Identify all lines in the data containing the string "OBERER". Copy them out.

Dataset items
• • • • •
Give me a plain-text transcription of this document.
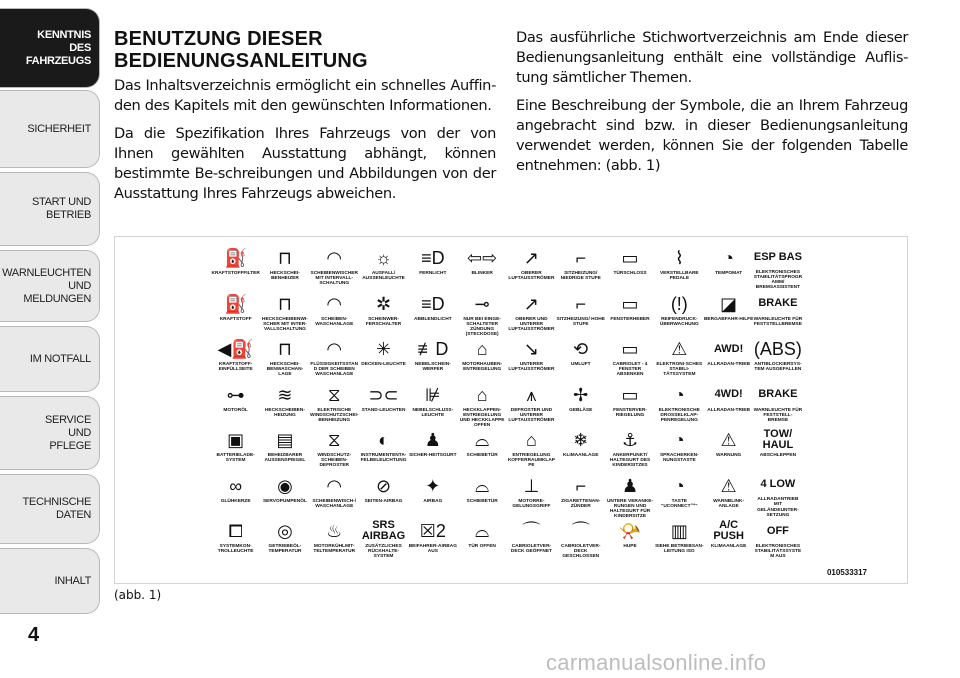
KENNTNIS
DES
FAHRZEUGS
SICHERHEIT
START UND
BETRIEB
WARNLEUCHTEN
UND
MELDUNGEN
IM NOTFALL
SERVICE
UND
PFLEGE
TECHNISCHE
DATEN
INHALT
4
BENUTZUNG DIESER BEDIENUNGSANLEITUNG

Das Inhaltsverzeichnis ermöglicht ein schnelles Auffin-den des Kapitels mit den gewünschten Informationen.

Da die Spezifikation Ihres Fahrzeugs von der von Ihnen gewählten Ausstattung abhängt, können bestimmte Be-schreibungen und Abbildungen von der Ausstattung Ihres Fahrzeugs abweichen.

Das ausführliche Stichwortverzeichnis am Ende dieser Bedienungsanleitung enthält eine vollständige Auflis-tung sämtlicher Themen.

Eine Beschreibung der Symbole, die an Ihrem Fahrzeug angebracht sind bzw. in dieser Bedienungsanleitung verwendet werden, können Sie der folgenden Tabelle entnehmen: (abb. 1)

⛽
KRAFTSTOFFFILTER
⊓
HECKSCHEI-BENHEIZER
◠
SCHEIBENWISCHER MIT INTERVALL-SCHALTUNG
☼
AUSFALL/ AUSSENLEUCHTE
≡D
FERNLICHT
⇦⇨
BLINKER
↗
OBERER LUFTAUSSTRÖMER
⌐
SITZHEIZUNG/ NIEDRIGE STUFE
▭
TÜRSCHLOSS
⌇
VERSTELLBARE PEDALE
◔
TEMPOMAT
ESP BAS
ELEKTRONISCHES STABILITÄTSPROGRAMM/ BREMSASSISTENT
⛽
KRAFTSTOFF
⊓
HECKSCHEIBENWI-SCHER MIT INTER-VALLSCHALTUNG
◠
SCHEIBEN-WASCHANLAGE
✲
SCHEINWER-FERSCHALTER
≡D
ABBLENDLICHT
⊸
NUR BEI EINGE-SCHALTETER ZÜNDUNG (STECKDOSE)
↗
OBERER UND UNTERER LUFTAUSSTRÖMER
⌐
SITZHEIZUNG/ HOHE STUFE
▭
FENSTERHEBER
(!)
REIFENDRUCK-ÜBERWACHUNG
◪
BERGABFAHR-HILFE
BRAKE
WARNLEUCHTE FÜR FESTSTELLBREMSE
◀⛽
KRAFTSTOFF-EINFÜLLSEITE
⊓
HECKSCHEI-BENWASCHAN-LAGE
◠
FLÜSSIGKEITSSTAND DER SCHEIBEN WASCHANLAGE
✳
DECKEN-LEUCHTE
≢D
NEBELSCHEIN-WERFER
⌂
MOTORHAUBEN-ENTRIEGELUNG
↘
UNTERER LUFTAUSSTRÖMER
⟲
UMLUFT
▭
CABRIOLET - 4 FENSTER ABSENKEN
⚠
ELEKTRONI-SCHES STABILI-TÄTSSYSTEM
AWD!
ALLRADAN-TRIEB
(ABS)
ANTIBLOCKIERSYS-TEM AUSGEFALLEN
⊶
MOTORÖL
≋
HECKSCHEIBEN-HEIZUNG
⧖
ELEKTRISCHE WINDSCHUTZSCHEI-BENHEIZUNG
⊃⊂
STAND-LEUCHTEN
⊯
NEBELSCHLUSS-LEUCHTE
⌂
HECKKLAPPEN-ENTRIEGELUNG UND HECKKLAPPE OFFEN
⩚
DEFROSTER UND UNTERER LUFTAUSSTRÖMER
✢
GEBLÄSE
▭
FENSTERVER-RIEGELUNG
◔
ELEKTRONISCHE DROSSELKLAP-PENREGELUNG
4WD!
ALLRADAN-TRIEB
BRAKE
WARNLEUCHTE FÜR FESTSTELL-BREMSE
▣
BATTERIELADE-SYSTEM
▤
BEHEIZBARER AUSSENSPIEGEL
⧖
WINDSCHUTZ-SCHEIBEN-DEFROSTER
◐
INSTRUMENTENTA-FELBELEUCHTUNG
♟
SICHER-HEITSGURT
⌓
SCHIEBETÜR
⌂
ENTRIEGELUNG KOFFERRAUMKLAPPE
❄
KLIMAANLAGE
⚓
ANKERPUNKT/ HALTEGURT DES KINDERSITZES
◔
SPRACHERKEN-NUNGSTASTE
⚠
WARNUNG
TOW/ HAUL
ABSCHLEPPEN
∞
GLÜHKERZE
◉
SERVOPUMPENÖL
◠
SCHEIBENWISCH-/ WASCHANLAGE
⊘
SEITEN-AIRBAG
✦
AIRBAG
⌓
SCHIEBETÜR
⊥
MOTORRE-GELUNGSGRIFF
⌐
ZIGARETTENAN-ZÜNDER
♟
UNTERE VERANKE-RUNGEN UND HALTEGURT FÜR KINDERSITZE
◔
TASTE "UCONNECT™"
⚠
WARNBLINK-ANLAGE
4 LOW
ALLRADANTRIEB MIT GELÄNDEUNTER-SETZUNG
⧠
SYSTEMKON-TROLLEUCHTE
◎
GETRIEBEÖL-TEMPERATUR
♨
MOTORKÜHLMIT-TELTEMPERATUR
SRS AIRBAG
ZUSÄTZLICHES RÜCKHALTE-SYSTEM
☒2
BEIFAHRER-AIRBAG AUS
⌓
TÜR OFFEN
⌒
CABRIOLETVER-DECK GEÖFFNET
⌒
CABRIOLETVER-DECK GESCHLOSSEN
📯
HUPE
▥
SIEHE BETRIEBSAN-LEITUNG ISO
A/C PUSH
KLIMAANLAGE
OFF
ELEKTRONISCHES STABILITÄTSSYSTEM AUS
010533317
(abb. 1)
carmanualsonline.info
• • • • •
Solution to this task:
OBERER LUFTAUSSTRÖMER
OBERER UND UNTERER LUFTAUSSTRÖMER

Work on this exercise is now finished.